» **Source document**:
┌──

I would like to hear your views on the greater role given to immigration officers under Bill C-11. For all practical purposes, they will have enormous freedom. Would anybody like to comment on that?
Ms. Chantal Arsenault: As you probably know, the Canadian Bar Association has already put forward its position. Immigration officers will have disquieting powers. Under Bill C-11, they can make decisions that cannot be reviewed by an independent tribunal, as the bill now stands. This is very worrying indeed; we are all human beings, and cannot necessarily control all those who have access to people coming into the country. Under the bill, reviews would not be possible. But if this committee or those responsible for applying the legislation have good intentions, could they not ensure that those intentions are applied by people at the decision-making level? These powers worry us a great deal.
Ms. Hoori Hamboyan: If I might add to that, immigration officers made a very bad decision in the case of Mr. M'Barek, who was deported in spite of evidence that he would be tortured and ill-treated, or imprisoned. In spite of the evidence, immigration officers made the very bad decision of deporting him. He is now imprisoned in Tunisia, as we sit and discuss the system around this table. Very probably, he is being ill-treated and tortured. I have the press file, if you want to take a look at it.
[English]
The Chair: Mr. Goldman.
Mr. Richard Goldman: No.
The Chair: John McCallum.
[Translation]
Mr. John McCallum: I think I can save you some time, Mr. Chairman. As I have already said, I have been very enlightened by everything said around the table this week, including today, and we will all act in good faith by tabling the amendments I have already mentioned, and will not go through again.
I would just like to thank you for having come here today. I should also tell Mr. Goldman that I knew Irwin Cotler quite well, because I was at McGill University with him for seven years. We are now colleagues in Parliament, and I will certainly speak to him. Thank you.
[English]
The Chair: Thank you.
John Herron.
Mr. John Herron: Thank you, Mr. Chair.

└──

» **Data supplied**:
┌──

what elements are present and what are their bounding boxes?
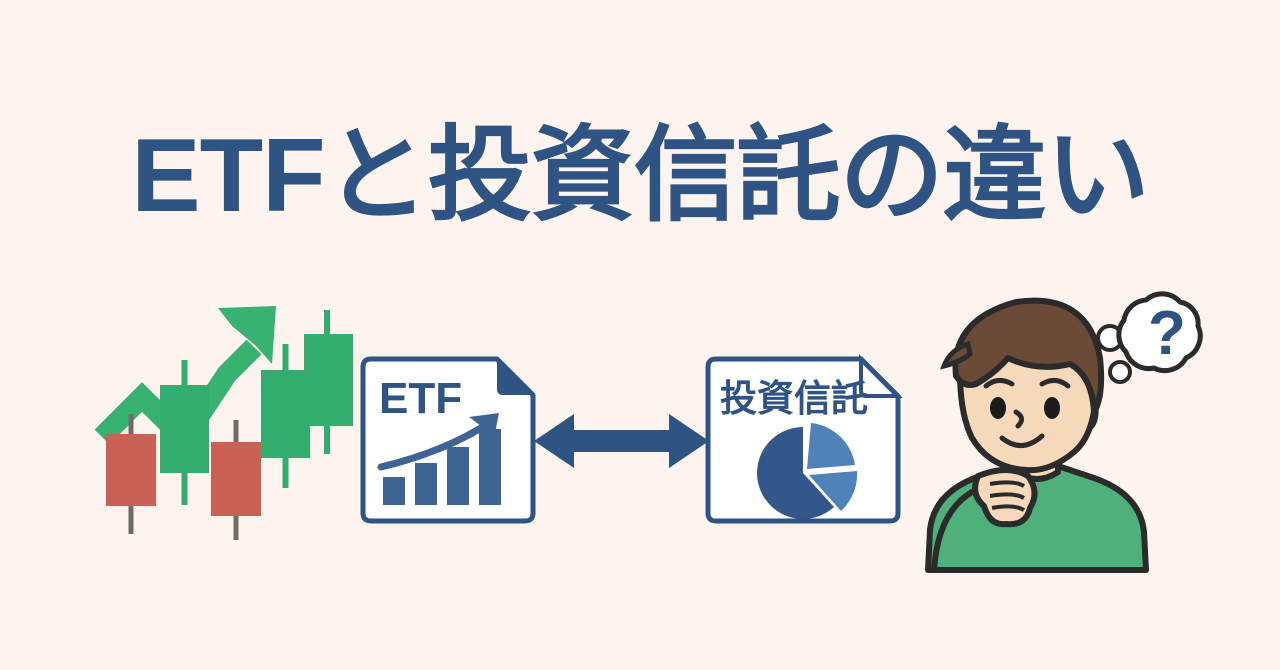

└──
┌──

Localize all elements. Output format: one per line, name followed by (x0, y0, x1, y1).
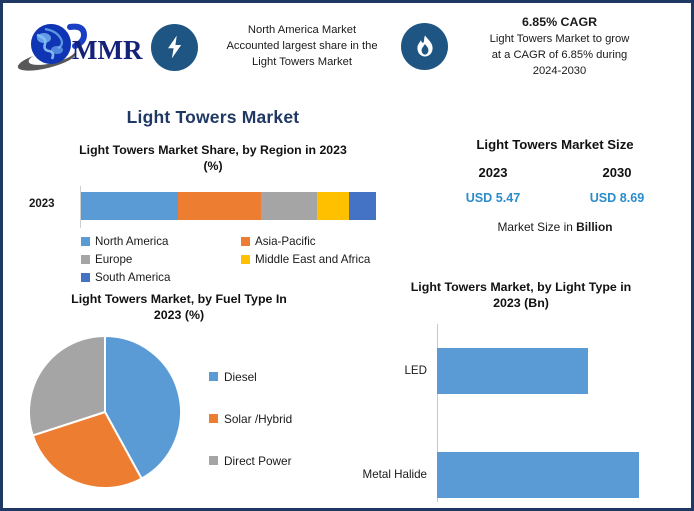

└──

» **Work to do**:
1. In the committee transcript, why does Ms. Chantal Arsenault find the powers Bill C-11 gives immigration officers worrying? Answer in one to three sentences.
2. Transcribe the stretch of the committee transcript from "Mr. Richard Goldman: No." through "you, Mr. Chair.".
3. Pick up the committee transcript where it stops and continue it.

» **Answers provided**:
1. Under Bill C-11 as it stands, immigration officers could make decisions that no independent tribunal can review. She adds that people are only human, and not everyone who deals with people entering the country can be controlled.

2.
Mr. Richard Goldman: No.
The Chair: John McCallum.
[Translation]
Mr. John McCallum: I think I can save you some time, Mr. Chairman. As I have already said, I have been very enlightened by everything said around the table this week, including today, and we will all act in good faith by tabling the amendments I have already mentioned, and will not go through again.
I would just like to thank you for having come here today. I should also tell Mr. Goldman that I knew Irwin Cotler quite well, because I was at McGill University with him for seven years. We are now colleagues in Parliament, and I will certainly speak to him. Thank you.
[English]
The Chair: Thank you.
John Herron.
Mr. John Herron: Thank you, Mr. Chair.

3.
I do appreciate Mr. Goldman's connection with the fact that Canada has signed on to a lot of international accords related to our human rights responsibilities. He even mentioned the United Nations Universal Declaration of Human Rights. I know McGill claims the author, John Peters Humphrey, who is a native of Hampton, New Brunswick, my hometown, in the riding I represent.
Having said that, let's get down to business.
When we established the IRB, what we decided to say as a society is that when we're making decisions about people's lives and whether they will live or not, merely looking at a file wasn't sufficient. We had to look at human beings to be able to ask questions on the broad array of evidence and circumstances that are in play. What I'm shocked about is that this bill has taken us back decades in one aspect with respect to oral hearings.
• 1305
In the
case we just heard about from the gentleman right now,
we must be honest. If we had a file before us we would
say, gee, that's a pretty tragic situation, but when
you're put in front of a human being whose life is
affected by it.... I would say that this committee
really has to look very, very, very seriously at
ensuring from the appeal processes that do remain in
the bill—some have been lost...that they have to be
not done in an antiquated way; they're going back to
files.
Immigration and refugees' rights are human rights, and they're about people. So my comment was that I know you wanted a little bit more time to add something, so I might have about a minute and a half left. It's yours, if you want to add to this particular aspect.
The Chair: I'm in agreement totally with what you said, John, but whom are you asking?
Mr. John Herron: If Mr. Goldman wants to add something after...but I know there was a moment where you wanted to add something, and I'll let you take my time, even though it may just be short.
The Chair: The chairman has been very, very generous all week with regard to time and everything else. We've never been on time—ever—which is an indication that I'm very, very flexible in terms of hearing testimony.
Hoori, please.
Mr. John Herron: Thank you.
Ms. Hoori Hamboyan: Thank you for your generosity and for the committee's generosity.
What I wanted to add really was that I had more witnesses, and I think you would have also been very touched by their testimony. Two of them are sitting in the room with us today, one of whom is an Algerian who came to Canada and was recognized by the IRB as being a refugee. He has been awaiting for years the reunification of his family. He hasn't seen his son since he was an infant. His son is now nine years old.
I know there is une volonté on the part of the new bill to improve family reunification, but we're wondering how, practically speaking, the situation of this gentleman and all the others who are blocked, who are stuck, who are waiting for their family's arrival—how is that going to be improved?
The second thing I wanted to briefly mention is that another witness I have sitting in the room with us today is a Catholic Pakistani who was persecuted in his native country, and he has a deportation date now for May 8. He was refused by an IRB commissioner who is Pakistani himself and who has a strange pattern of refusing all the Pakistanis before him.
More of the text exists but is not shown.